───── SOURCE DATA
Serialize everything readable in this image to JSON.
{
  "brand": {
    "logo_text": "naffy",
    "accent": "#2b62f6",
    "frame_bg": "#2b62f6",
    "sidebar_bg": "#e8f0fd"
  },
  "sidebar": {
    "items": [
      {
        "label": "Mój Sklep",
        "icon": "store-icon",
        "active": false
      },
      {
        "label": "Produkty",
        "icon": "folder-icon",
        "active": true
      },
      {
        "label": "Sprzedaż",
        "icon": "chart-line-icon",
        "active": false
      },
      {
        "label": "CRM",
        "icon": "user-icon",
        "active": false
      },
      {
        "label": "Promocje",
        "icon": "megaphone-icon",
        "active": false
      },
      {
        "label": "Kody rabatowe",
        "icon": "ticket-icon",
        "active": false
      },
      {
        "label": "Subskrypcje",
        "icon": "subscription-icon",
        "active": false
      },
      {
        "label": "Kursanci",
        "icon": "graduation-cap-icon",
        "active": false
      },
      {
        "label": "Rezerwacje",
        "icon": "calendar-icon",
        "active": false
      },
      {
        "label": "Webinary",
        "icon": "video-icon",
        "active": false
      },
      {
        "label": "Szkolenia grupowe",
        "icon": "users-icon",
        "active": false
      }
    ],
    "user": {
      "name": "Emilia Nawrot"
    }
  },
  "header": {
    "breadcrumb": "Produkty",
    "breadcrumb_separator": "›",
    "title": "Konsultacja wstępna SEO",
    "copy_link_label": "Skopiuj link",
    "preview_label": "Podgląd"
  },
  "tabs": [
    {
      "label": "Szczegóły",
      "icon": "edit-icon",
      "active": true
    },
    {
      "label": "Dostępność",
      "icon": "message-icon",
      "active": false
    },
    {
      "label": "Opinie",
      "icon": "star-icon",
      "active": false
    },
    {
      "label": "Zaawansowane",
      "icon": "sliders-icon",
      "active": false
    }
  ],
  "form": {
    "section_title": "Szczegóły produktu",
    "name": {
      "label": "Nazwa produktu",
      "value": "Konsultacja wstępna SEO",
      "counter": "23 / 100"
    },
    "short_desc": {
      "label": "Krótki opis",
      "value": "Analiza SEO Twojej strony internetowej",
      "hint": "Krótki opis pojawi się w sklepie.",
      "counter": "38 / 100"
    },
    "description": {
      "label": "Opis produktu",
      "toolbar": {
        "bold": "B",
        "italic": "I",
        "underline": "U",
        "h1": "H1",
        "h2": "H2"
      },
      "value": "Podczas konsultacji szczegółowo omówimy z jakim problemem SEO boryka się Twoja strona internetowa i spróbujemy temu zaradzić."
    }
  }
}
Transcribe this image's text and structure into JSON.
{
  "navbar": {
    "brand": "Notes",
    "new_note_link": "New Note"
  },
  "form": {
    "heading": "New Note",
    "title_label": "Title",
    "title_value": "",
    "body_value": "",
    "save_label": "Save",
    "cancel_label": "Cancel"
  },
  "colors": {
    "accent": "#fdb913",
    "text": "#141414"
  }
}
──────────
WHAT IS EXPECTED:
Which lines hold the string "Produkty"? Copy all of them from the data above.

RESPONSE BELOW:
        "label": "Produkty",
    "breadcrumb": "Produkty",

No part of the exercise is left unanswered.